• What needs to be done: Output only the count of lines that contain "commission".

• Source data:
↓

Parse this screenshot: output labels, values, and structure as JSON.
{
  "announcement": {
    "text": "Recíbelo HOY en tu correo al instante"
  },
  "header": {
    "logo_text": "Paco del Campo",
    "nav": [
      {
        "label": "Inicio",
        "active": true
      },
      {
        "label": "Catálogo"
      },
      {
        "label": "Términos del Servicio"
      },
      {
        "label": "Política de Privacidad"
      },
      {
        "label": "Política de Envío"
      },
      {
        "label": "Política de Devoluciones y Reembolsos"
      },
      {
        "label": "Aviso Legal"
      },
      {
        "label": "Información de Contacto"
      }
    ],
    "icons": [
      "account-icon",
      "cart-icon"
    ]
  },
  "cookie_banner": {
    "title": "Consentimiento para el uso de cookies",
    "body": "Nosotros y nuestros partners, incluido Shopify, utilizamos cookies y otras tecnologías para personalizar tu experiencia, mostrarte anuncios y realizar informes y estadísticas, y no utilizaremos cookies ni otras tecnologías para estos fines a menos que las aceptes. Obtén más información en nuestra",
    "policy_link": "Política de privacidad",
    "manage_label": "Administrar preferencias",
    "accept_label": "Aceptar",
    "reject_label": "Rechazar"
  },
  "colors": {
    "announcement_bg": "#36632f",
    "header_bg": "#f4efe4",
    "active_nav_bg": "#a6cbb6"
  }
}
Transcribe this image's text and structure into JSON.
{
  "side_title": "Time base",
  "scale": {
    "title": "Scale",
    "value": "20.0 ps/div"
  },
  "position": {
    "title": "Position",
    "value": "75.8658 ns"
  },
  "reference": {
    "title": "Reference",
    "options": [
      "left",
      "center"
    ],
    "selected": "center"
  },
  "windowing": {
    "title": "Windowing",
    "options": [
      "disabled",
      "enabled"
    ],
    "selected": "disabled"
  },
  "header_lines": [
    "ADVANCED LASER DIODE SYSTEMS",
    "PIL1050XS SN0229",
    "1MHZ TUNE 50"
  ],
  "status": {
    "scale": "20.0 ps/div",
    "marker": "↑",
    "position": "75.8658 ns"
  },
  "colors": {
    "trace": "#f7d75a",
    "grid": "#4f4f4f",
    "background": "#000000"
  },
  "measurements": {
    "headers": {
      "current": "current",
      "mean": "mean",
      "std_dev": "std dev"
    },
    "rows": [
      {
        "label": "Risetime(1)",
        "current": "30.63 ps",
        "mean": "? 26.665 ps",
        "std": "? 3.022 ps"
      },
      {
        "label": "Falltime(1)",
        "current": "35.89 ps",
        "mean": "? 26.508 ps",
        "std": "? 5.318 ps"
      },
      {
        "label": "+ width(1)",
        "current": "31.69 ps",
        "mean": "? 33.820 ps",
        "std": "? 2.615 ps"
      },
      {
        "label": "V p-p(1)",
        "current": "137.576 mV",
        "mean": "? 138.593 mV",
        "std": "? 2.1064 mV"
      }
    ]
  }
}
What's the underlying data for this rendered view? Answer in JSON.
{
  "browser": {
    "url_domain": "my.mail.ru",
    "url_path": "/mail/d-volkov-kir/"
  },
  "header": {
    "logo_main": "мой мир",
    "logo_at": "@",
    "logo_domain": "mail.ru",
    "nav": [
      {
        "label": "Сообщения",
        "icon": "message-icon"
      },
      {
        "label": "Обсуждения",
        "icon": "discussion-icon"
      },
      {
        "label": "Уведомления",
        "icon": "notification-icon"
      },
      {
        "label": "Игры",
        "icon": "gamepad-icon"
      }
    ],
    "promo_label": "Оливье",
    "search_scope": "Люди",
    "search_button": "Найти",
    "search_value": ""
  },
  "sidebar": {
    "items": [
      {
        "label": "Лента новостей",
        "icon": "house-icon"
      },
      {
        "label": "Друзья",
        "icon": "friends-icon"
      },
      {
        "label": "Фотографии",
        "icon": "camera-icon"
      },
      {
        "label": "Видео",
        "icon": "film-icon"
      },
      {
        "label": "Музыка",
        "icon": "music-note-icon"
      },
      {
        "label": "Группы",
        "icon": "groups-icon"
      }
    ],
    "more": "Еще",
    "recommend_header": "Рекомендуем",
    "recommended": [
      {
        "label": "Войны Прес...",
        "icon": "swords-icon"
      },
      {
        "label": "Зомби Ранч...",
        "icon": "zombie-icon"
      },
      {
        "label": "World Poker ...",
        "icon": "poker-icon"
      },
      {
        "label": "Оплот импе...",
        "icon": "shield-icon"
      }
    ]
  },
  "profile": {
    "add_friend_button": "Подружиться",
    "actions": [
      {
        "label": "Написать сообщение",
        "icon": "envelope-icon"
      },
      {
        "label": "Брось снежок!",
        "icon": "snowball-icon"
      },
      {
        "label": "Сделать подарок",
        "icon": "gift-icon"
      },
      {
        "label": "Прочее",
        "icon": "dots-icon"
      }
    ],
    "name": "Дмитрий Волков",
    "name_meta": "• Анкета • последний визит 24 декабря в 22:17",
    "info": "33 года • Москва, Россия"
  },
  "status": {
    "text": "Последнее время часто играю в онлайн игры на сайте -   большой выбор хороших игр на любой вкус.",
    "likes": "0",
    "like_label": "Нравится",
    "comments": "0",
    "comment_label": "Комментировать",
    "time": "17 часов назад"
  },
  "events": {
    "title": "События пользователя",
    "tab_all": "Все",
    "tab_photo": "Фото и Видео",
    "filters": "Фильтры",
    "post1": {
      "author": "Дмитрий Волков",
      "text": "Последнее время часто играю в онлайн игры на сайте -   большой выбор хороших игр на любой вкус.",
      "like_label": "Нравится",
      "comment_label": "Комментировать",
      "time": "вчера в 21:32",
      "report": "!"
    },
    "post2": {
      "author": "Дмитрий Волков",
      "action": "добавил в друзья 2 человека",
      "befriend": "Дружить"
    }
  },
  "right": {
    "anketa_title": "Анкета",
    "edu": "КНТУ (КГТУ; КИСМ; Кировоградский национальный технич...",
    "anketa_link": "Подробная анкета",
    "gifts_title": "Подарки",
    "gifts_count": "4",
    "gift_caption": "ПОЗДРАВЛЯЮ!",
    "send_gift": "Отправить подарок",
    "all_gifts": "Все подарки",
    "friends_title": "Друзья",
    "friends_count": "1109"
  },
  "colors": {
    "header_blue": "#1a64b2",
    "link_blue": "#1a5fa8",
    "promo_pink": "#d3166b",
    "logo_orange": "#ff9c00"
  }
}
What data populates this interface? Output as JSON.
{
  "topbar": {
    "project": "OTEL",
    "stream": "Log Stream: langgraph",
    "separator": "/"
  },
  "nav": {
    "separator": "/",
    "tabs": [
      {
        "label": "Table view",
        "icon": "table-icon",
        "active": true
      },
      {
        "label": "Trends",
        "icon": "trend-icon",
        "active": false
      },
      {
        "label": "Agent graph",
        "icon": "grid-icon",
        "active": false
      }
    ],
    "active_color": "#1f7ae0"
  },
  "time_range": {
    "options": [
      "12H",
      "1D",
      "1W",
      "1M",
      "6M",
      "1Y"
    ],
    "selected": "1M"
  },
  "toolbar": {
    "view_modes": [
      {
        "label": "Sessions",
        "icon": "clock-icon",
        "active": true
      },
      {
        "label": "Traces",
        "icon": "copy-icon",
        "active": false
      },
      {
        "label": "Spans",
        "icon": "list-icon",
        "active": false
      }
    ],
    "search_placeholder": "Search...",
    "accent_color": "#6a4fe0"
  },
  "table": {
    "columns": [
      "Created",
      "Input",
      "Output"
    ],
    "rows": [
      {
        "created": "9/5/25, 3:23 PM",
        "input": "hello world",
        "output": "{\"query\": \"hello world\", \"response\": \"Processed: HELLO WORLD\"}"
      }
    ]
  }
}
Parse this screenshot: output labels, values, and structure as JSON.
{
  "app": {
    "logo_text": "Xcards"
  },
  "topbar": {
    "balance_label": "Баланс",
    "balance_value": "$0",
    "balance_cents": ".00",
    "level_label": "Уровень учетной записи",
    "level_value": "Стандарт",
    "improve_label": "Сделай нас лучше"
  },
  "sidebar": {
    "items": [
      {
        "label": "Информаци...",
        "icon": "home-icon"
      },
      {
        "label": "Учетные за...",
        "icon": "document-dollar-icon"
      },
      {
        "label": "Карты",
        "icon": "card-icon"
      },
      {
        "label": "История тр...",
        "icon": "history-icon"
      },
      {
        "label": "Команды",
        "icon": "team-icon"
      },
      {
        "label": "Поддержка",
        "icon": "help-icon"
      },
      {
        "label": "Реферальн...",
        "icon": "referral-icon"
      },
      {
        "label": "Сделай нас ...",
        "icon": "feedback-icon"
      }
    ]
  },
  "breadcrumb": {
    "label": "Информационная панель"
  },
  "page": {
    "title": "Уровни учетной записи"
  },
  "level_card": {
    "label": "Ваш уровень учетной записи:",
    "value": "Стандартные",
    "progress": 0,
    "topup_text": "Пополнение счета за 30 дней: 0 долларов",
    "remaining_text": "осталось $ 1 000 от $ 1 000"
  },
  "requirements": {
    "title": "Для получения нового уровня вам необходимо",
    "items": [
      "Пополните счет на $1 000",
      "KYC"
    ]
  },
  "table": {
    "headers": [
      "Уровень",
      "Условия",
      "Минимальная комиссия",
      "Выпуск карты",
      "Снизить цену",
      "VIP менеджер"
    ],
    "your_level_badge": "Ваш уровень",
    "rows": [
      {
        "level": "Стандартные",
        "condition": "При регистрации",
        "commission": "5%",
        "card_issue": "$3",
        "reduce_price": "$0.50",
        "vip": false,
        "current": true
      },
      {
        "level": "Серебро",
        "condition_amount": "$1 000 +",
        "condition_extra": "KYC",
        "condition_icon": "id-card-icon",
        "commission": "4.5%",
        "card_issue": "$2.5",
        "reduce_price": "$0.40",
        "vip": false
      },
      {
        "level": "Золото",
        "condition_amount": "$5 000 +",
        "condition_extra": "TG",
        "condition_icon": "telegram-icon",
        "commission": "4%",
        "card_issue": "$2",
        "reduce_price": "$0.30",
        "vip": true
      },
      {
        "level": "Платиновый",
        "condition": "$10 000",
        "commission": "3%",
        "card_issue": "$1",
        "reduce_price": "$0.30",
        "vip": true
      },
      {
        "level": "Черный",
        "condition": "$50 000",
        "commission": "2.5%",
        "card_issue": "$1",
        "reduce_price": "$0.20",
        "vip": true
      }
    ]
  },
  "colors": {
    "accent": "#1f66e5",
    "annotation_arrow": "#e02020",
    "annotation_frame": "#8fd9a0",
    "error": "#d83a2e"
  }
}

↑

• Answer to the task: 5